■ Extract:
The Nuclear Regulatory Commission has said the overcooling was one of the dozen worst problems suffered by U.S. plants last year and the most serious of the many woes that have plagued the 913-megawatt Rancho Seco plant since it was built 12 years ago at a cost of about $375 million.

Seven months after the overcooling, the Sacramento Municipal Utility District (SMUD) remains locked in a struggle to upgrade safety and employee training enough that the federal government will allow a restart by perhaps February, 14 months after the overcooling. The effort, together with lost electric revenue, is expected to cost the district about $100 million.

SMUD, the owner and operator of Rancho Seco, faces a federal fine of $300,000 to $1 million due to the accident.

Meanwhile, the deficit-ridden utility--one of the largest customer-owned utilities in the nation--must buy much of its electricity from outside agencies. As a result, the utility hiked rates nearly 10% in July, on the heels of two rate increases of about 30% last year. Other increases may follow.

■ Set exercise: In the passage on the Rancho Seco plant, what federal fine does SMUD face because of the accident?

(Entries from a data source)
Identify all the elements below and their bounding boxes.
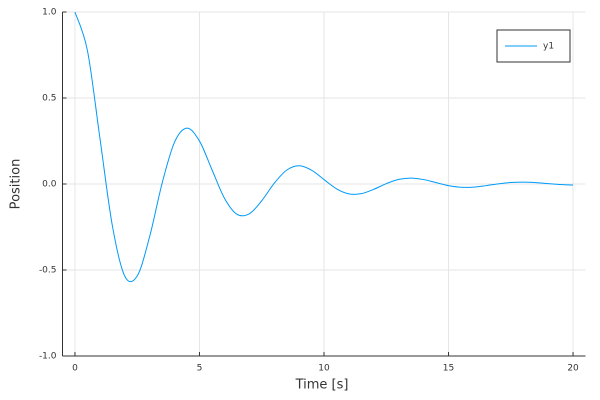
y-tick-label: -0.5 [39, 266, 57, 276]
y-tick-label: 0.5 [42, 94, 56, 104]
legend-label: y1 [543, 42, 554, 52]
y-tick-label: 0.0 [42, 180, 57, 190]
y-tick-label: 1.0 [42, 8, 57, 18]
x-tick-label: 20 [567, 364, 579, 374]
line [74, 11, 574, 283]
y-tick-label: -1.0 [39, 352, 57, 362]
x-tick-label: 0 [72, 364, 78, 374]
x-tick-label: 5 [197, 364, 203, 374]
y-axis-label: Position [9, 159, 24, 210]
x-tick-label: 10 [318, 364, 330, 374]
x-tick-label: 15 [443, 364, 454, 374]
x-axis-label: Time [s] [295, 378, 349, 393]
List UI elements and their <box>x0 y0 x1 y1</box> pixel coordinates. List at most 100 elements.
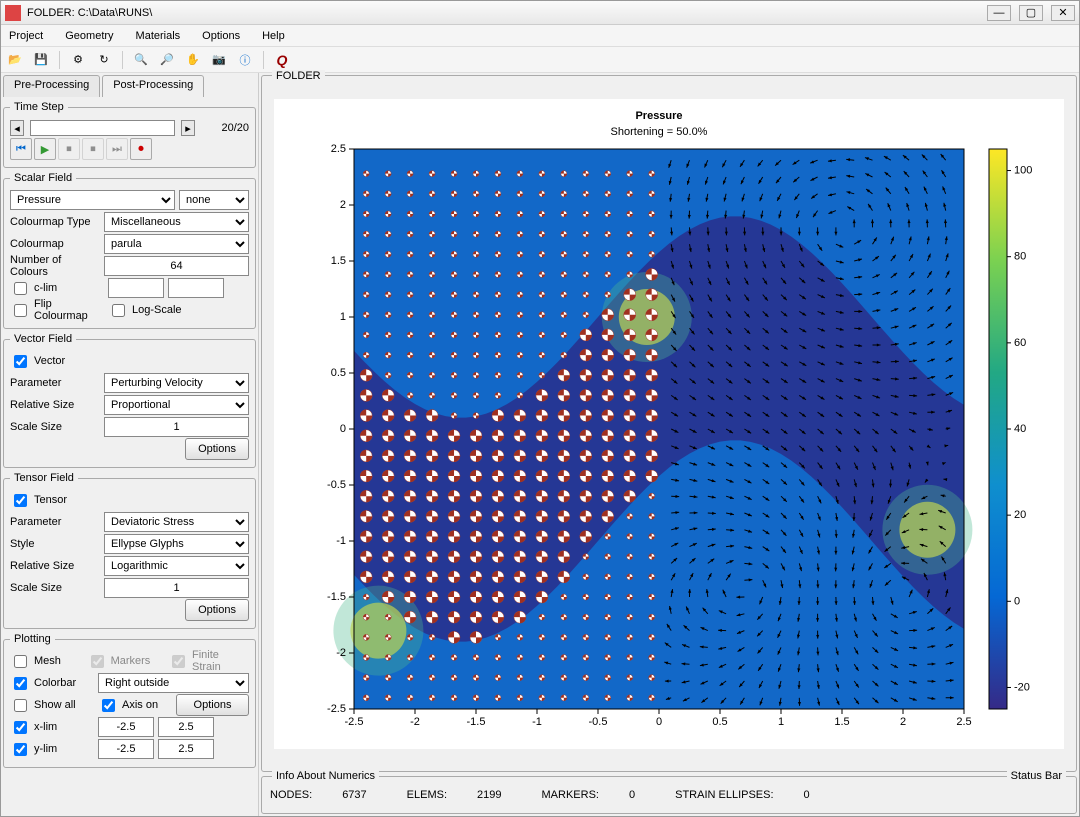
play-first-button[interactable]: ⏮ <box>10 138 32 160</box>
clim-checkbox[interactable] <box>14 282 27 295</box>
pressure-chart: PressureShortening = 50.0%-2.5-2-1.5-1-0… <box>274 99 1064 749</box>
menu-help[interactable]: Help <box>258 28 289 44</box>
vector-scale-input[interactable] <box>104 417 249 437</box>
menu-project[interactable]: Project <box>5 28 47 44</box>
ylim-checkbox[interactable] <box>14 743 27 756</box>
tensor-scale-input[interactable] <box>104 578 249 598</box>
toolbar: 📂 💾 ⚙ ↻ 🔍 🔎 ✋ 📷 ⓘ Q <box>1 47 1079 73</box>
tensor-checkbox[interactable] <box>14 494 27 507</box>
menubar: Project Geometry Materials Options Help <box>1 25 1079 47</box>
menu-options[interactable]: Options <box>198 28 244 44</box>
vector-checkbox[interactable] <box>14 355 27 368</box>
svg-text:-2: -2 <box>336 647 346 659</box>
infobar-legend: Info About Numerics <box>272 770 379 782</box>
vectorfield-group: Vector Field Vector Parameter Perturbing… <box>3 333 256 468</box>
vector-param-select[interactable]: Perturbing Velocity <box>104 373 249 393</box>
scalarfield-group: Scalar Field Pressure none Colourmap Typ… <box>3 172 256 329</box>
gear1-icon[interactable]: ⚙ <box>68 50 88 70</box>
gear2-icon[interactable]: ↻ <box>94 50 114 70</box>
svg-text:1: 1 <box>340 311 346 323</box>
tensorfield-legend: Tensor Field <box>10 472 78 484</box>
scalar-mode-select[interactable]: none <box>179 190 249 210</box>
scalar-field-select[interactable]: Pressure <box>10 190 175 210</box>
mesh-checkbox[interactable] <box>14 655 27 668</box>
play-p1-button[interactable]: ⏹ <box>82 138 104 160</box>
colorbar-pos-select[interactable]: Right outside <box>98 673 249 693</box>
svg-text:100: 100 <box>1014 164 1032 176</box>
scalarfield-legend: Scalar Field <box>10 172 76 184</box>
timestep-slider[interactable] <box>30 120 175 136</box>
q-icon[interactable]: Q <box>272 50 292 70</box>
axison-checkbox[interactable] <box>102 699 115 712</box>
svg-text:0: 0 <box>1014 595 1020 607</box>
window-title: FOLDER: C:\Data\RUNS\ <box>27 7 987 19</box>
ylim-lo-input[interactable] <box>98 739 154 759</box>
play-last-button[interactable]: ⏭ <box>106 138 128 160</box>
save-icon[interactable]: 💾 <box>31 50 51 70</box>
zoomout-icon[interactable]: 🔎 <box>157 50 177 70</box>
flip-colourmap-checkbox[interactable] <box>14 304 27 317</box>
timestep-display: 20/20 <box>199 122 249 134</box>
svg-text:-0.5: -0.5 <box>589 716 608 728</box>
colourmap-type-select[interactable]: Miscellaneous <box>104 212 249 232</box>
svg-text:0: 0 <box>656 716 662 728</box>
tensorfield-group: Tensor Field Tensor Parameter Deviatoric… <box>3 472 256 629</box>
snapshot-icon[interactable]: 📷 <box>209 50 229 70</box>
timestep-next-button[interactable]: ▸ <box>181 120 195 136</box>
tensor-style-select[interactable]: Ellypse Glyphs <box>104 534 249 554</box>
side-panel: Pre-Processing Post-Processing Time Step… <box>1 73 259 816</box>
svg-text:-2: -2 <box>410 716 420 728</box>
info-icon[interactable]: ⓘ <box>235 50 255 70</box>
clim-hi-input[interactable] <box>168 278 224 298</box>
record-button[interactable]: ⏺ <box>130 138 152 160</box>
tensor-options-button[interactable]: Options <box>185 599 249 621</box>
xlim-checkbox[interactable] <box>14 721 27 734</box>
xlim-hi-input[interactable] <box>158 717 214 737</box>
close-button[interactable]: ✕ <box>1051 5 1075 21</box>
vector-relsize-select[interactable]: Proportional <box>104 395 249 415</box>
colorbar-checkbox[interactable] <box>14 677 27 690</box>
menu-geometry[interactable]: Geometry <box>61 28 117 44</box>
statusbar-legend: Status Bar <box>1007 770 1066 782</box>
colourmap-select[interactable]: parula <box>104 234 249 254</box>
svg-text:2.5: 2.5 <box>331 143 346 155</box>
tab-postprocessing[interactable]: Post-Processing <box>102 75 204 97</box>
xlim-lo-input[interactable] <box>98 717 154 737</box>
menu-materials[interactable]: Materials <box>132 28 185 44</box>
titlebar: FOLDER: C:\Data\RUNS\ — ▢ ✕ <box>1 1 1079 25</box>
tensor-param-select[interactable]: Deviatoric Stress <box>104 512 249 532</box>
svg-text:2: 2 <box>340 199 346 211</box>
plot-panel: FOLDER PressureShortening = 50.0%-2.5-2-… <box>261 75 1077 772</box>
plotting-options-button[interactable]: Options <box>176 694 249 716</box>
timestep-prev-button[interactable]: ◂ <box>10 120 24 136</box>
clim-lo-input[interactable] <box>108 278 164 298</box>
maximize-button[interactable]: ▢ <box>1019 5 1043 21</box>
app-icon <box>5 5 21 21</box>
minimize-button[interactable]: — <box>987 5 1011 21</box>
svg-text:-1.5: -1.5 <box>467 716 486 728</box>
play-stop-button[interactable]: ⏹ <box>58 138 80 160</box>
info-bar: Info About Numerics Status Bar NODES:673… <box>261 776 1077 814</box>
pan-icon[interactable]: ✋ <box>183 50 203 70</box>
svg-text:60: 60 <box>1014 336 1026 348</box>
finitestrain-checkbox[interactable] <box>172 655 185 668</box>
zoomin-icon[interactable]: 🔍 <box>131 50 151 70</box>
open-icon[interactable]: 📂 <box>5 50 25 70</box>
svg-text:-1: -1 <box>336 535 346 547</box>
app-window: FOLDER: C:\Data\RUNS\ — ▢ ✕ Project Geom… <box>0 0 1080 817</box>
tab-preprocessing[interactable]: Pre-Processing <box>3 75 100 97</box>
markers-checkbox[interactable] <box>91 655 104 668</box>
svg-text:2: 2 <box>900 716 906 728</box>
svg-text:-0.5: -0.5 <box>327 479 346 491</box>
showall-checkbox[interactable] <box>14 699 27 712</box>
vector-options-button[interactable]: Options <box>185 438 249 460</box>
ncolours-input[interactable] <box>104 256 249 276</box>
tensor-relsize-select[interactable]: Logarithmic <box>104 556 249 576</box>
play-button[interactable]: ▶ <box>34 138 56 160</box>
svg-text:40: 40 <box>1014 423 1026 435</box>
svg-text:1: 1 <box>778 716 784 728</box>
logscale-checkbox[interactable] <box>112 304 125 317</box>
plotting-legend: Plotting <box>10 633 55 645</box>
svg-text:0: 0 <box>340 423 346 435</box>
ylim-hi-input[interactable] <box>158 739 214 759</box>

■ Exercise result: A fine of $300,000 to $1 million.